* **Records from a collection**
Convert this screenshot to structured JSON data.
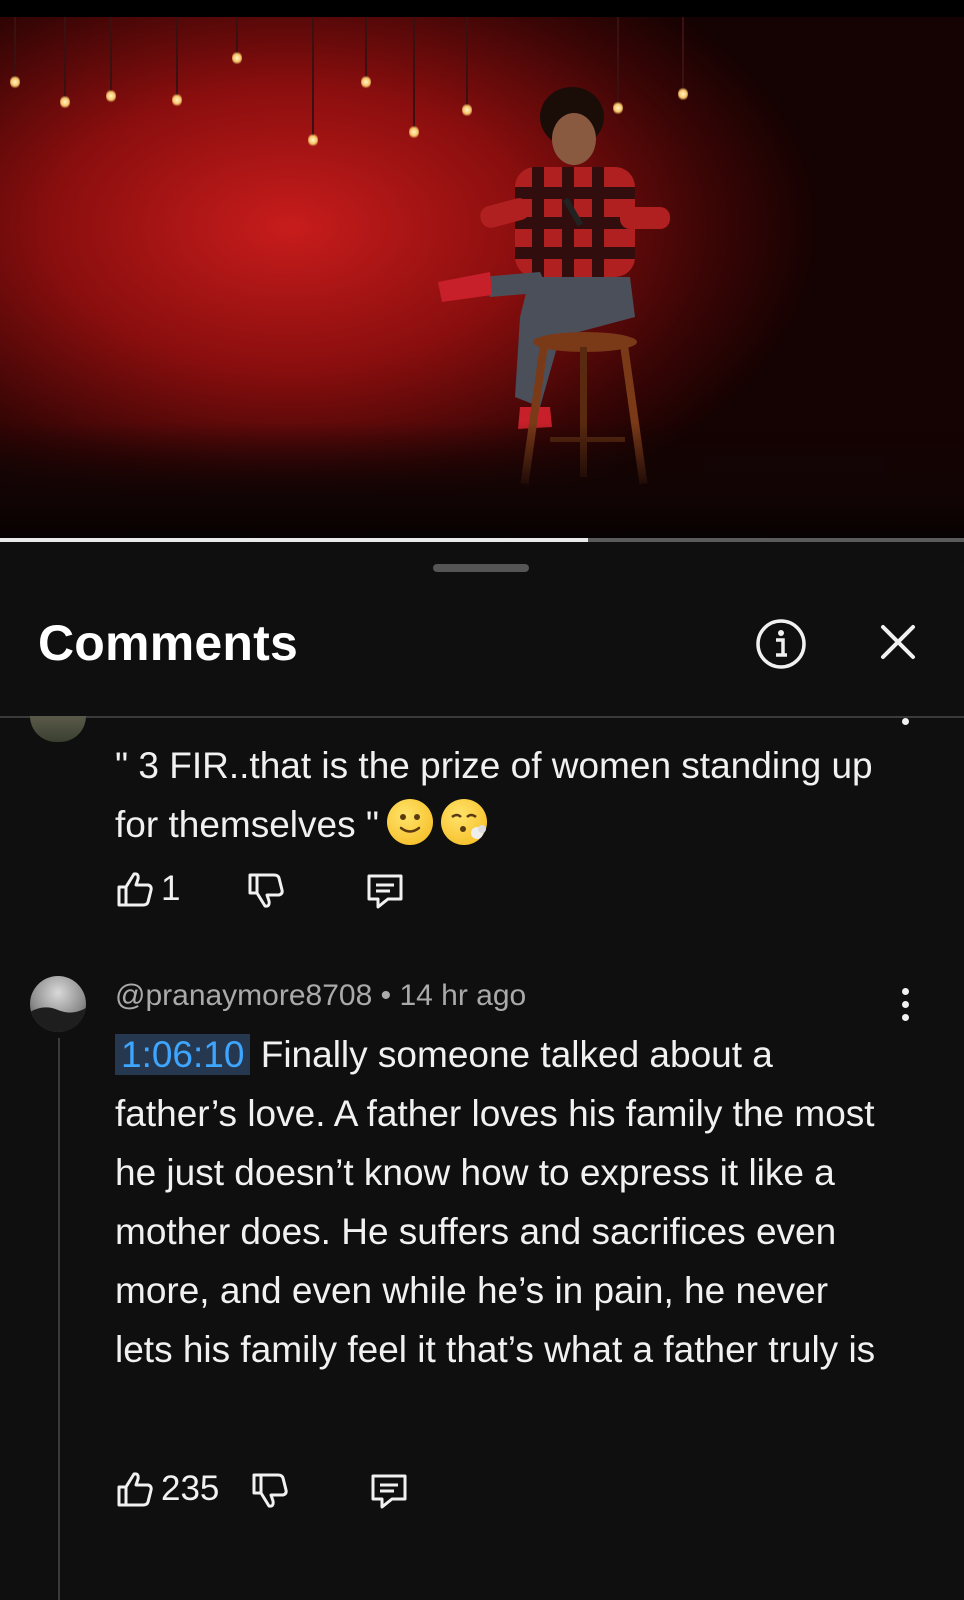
{
  "video": {
    "progress_percent": 61
  },
  "comments_panel": {
    "title": "Comments",
    "info_icon": "info-icon",
    "close_icon": "close-icon"
  },
  "comments": [
    {
      "text": "\" 3 FIR..that is the prize of women standing up for themselves \"",
      "emojis": [
        "slightly-smiling-face",
        "face-exhaling"
      ],
      "likes": "1"
    },
    {
      "author": "@pranaymore8708",
      "time": "14 hr ago",
      "timestamp_link": "1:06:10",
      "text": " Finally someone talked about a father’s love. A father loves his family the most he just doesn’t know how to express it like a mother does. He suffers and sacrifices even more, and even while he’s in pain, he never lets his family feel it that’s what a father truly is",
      "likes": "235"
    }
  ],
  "colors": {
    "background": "#0f0f0f",
    "text": "#f1f1f1",
    "meta": "#aaaaaa",
    "link": "#3ea6ff"
  }
}
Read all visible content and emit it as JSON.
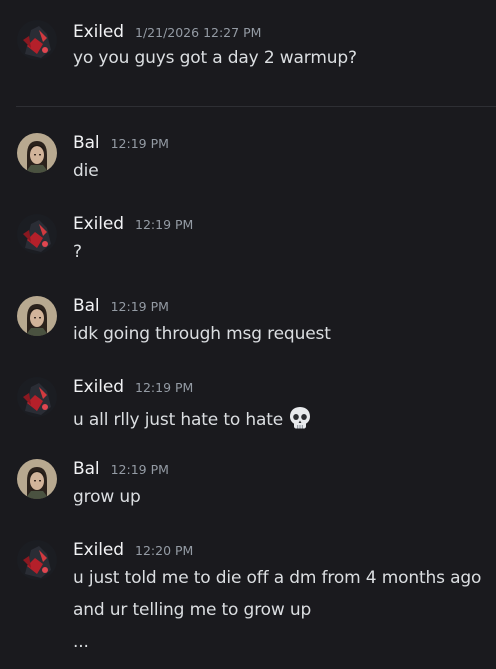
{
  "channel": {
    "messages": [
      {
        "author": "Exiled",
        "time": "1/21/2026 12:27 PM",
        "lines": [
          "yo you guys got a day 2 warmup?"
        ]
      },
      {
        "author": "Bal",
        "time": "12:19 PM",
        "lines": [
          "die"
        ]
      },
      {
        "author": "Exiled",
        "time": "12:19 PM",
        "lines": [
          "?"
        ]
      },
      {
        "author": "Bal",
        "time": "12:19 PM",
        "lines": [
          "idk going through msg request"
        ]
      },
      {
        "author": "Exiled",
        "time": "12:19 PM",
        "lines": [
          "u all rlly just hate to hate"
        ],
        "emoji": "skull-icon"
      },
      {
        "author": "Bal",
        "time": "12:19 PM",
        "lines": [
          "grow up"
        ]
      },
      {
        "author": "Exiled",
        "time": "12:20 PM",
        "lines": [
          "u just told me to die off a dm from 4 months ago",
          "and ur telling me to grow up",
          "..."
        ]
      }
    ]
  },
  "colors": {
    "background": "#1a1a1e",
    "author": "#f2f3f5",
    "timestamp": "#949ba4",
    "text": "#dbdee1"
  }
}
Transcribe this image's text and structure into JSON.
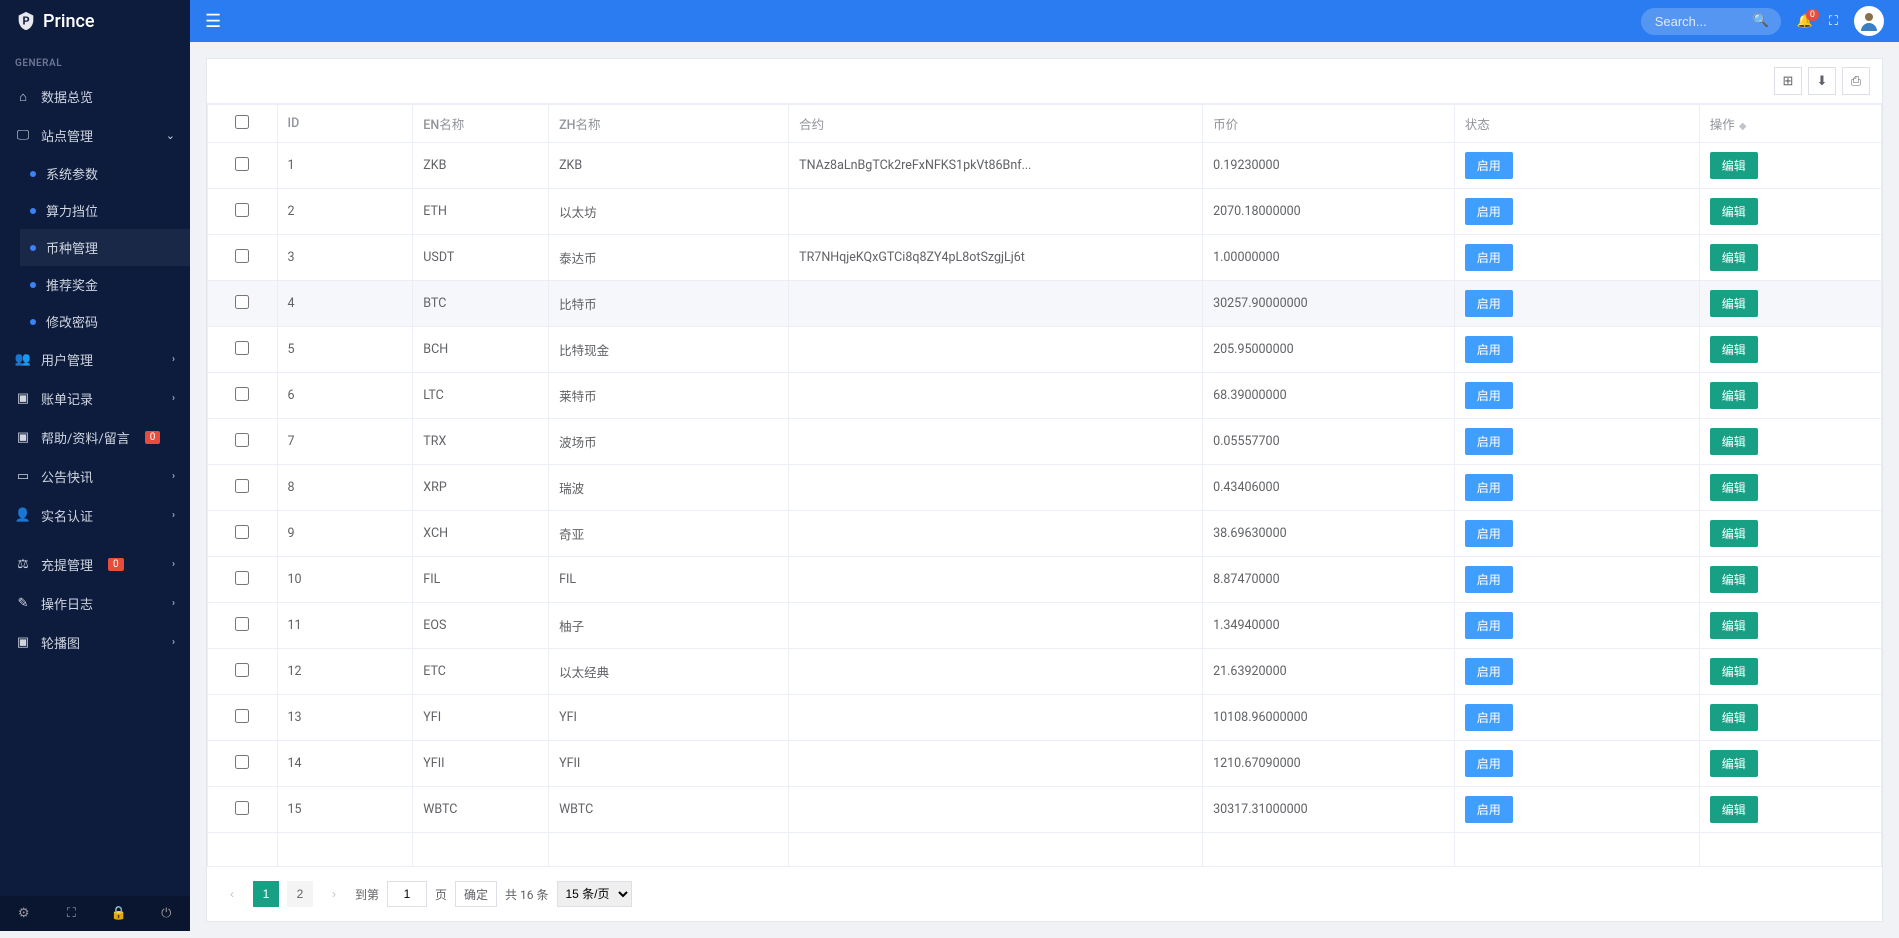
{
  "brand": "Prince",
  "nav": {
    "section": "GENERAL",
    "overview": "数据总览",
    "site_mgmt": "站点管理",
    "site_sub": {
      "sys_params": "系统参数",
      "power_level": "算力挡位",
      "coin_mgmt": "币种管理",
      "referral": "推荐奖金",
      "change_pwd": "修改密码"
    },
    "user_mgmt": "用户管理",
    "bill_record": "账单记录",
    "help_msg": "帮助/资料/留言",
    "help_badge": "0",
    "announce": "公告快讯",
    "realname": "实名认证",
    "withdraw": "充提管理",
    "withdraw_badge": "0",
    "op_log": "操作日志",
    "carousel": "轮播图"
  },
  "topbar": {
    "search_placeholder": "Search...",
    "notif_count": "0"
  },
  "table": {
    "headers": {
      "id": "ID",
      "en": "EN名称",
      "zh": "ZH名称",
      "contract": "合约",
      "price": "币价",
      "status": "状态",
      "action": "操作"
    },
    "status_btn": "启用",
    "action_btn": "编辑",
    "rows": [
      {
        "id": "1",
        "en": "ZKB",
        "zh": "ZKB",
        "contract": "TNAz8aLnBgTCk2reFxNFKS1pkVt86Bnf...",
        "price": "0.19230000"
      },
      {
        "id": "2",
        "en": "ETH",
        "zh": "以太坊",
        "contract": "",
        "price": "2070.18000000"
      },
      {
        "id": "3",
        "en": "USDT",
        "zh": "泰达币",
        "contract": "TR7NHqjeKQxGTCi8q8ZY4pL8otSzgjLj6t",
        "price": "1.00000000"
      },
      {
        "id": "4",
        "en": "BTC",
        "zh": "比特币",
        "contract": "",
        "price": "30257.90000000"
      },
      {
        "id": "5",
        "en": "BCH",
        "zh": "比特现金",
        "contract": "",
        "price": "205.95000000"
      },
      {
        "id": "6",
        "en": "LTC",
        "zh": "莱特币",
        "contract": "",
        "price": "68.39000000"
      },
      {
        "id": "7",
        "en": "TRX",
        "zh": "波场币",
        "contract": "",
        "price": "0.05557700"
      },
      {
        "id": "8",
        "en": "XRP",
        "zh": "瑞波",
        "contract": "",
        "price": "0.43406000"
      },
      {
        "id": "9",
        "en": "XCH",
        "zh": "奇亚",
        "contract": "",
        "price": "38.69630000"
      },
      {
        "id": "10",
        "en": "FIL",
        "zh": "FIL",
        "contract": "",
        "price": "8.87470000"
      },
      {
        "id": "11",
        "en": "EOS",
        "zh": "柚子",
        "contract": "",
        "price": "1.34940000"
      },
      {
        "id": "12",
        "en": "ETC",
        "zh": "以太经典",
        "contract": "",
        "price": "21.63920000"
      },
      {
        "id": "13",
        "en": "YFI",
        "zh": "YFI",
        "contract": "",
        "price": "10108.96000000"
      },
      {
        "id": "14",
        "en": "YFII",
        "zh": "YFII",
        "contract": "",
        "price": "1210.67090000"
      },
      {
        "id": "15",
        "en": "WBTC",
        "zh": "WBTC",
        "contract": "",
        "price": "30317.31000000"
      }
    ]
  },
  "pagination": {
    "pages": [
      "1",
      "2"
    ],
    "goto_label": "到第",
    "goto_value": "1",
    "page_label": "页",
    "confirm": "确定",
    "total": "共 16 条",
    "per_page": "15 条/页"
  }
}
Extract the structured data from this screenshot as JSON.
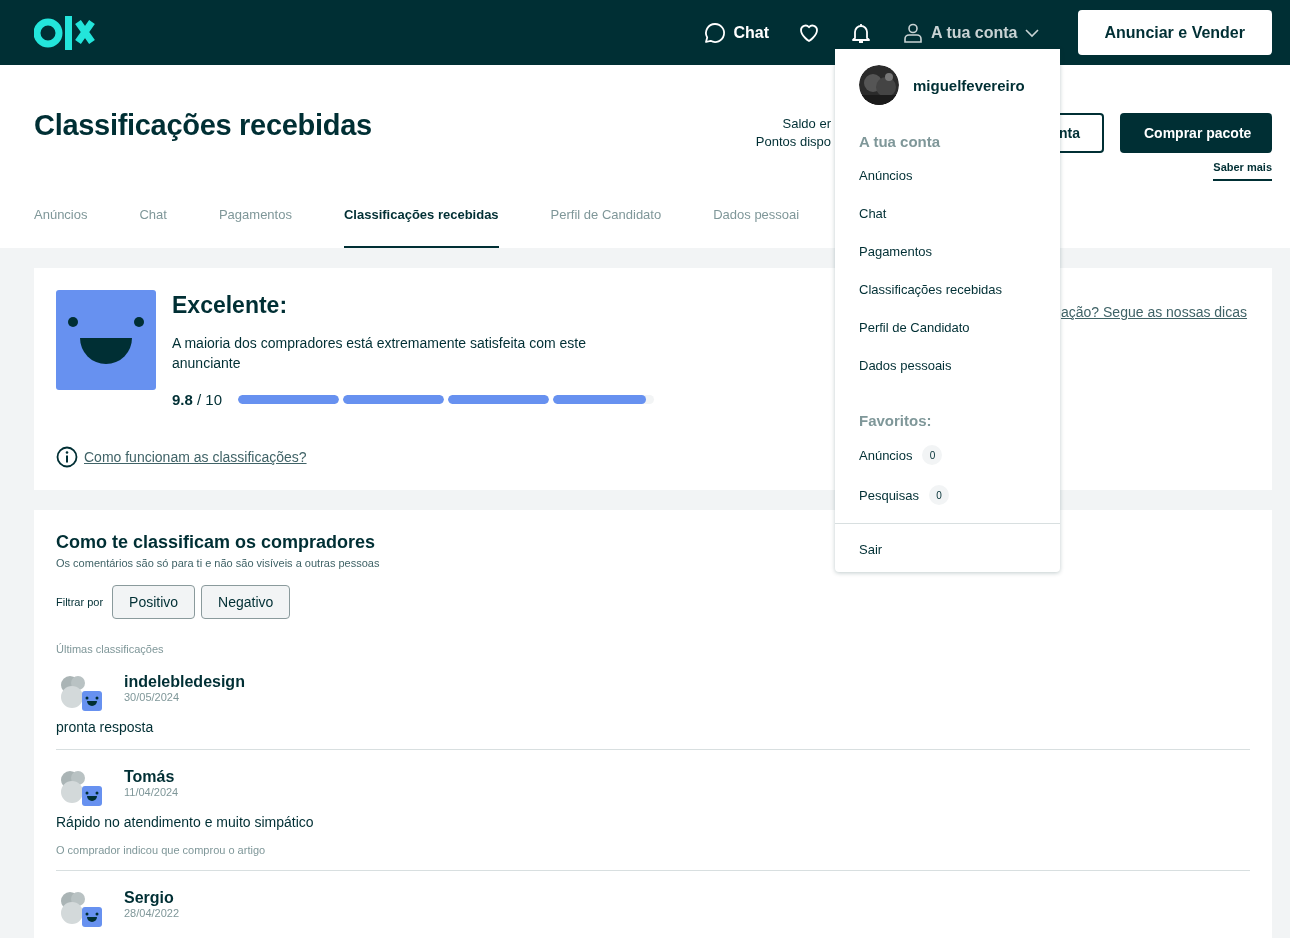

* **The task**
From the listing above, copy every line that holds the string "JSON".

* **Correct result**
Convert this screenshot to structured JSON data.
Read all visible content and emit it as JSON.
Transcribe this image's text and structure into JSON.
Extract the structured data from this screenshot as JSON.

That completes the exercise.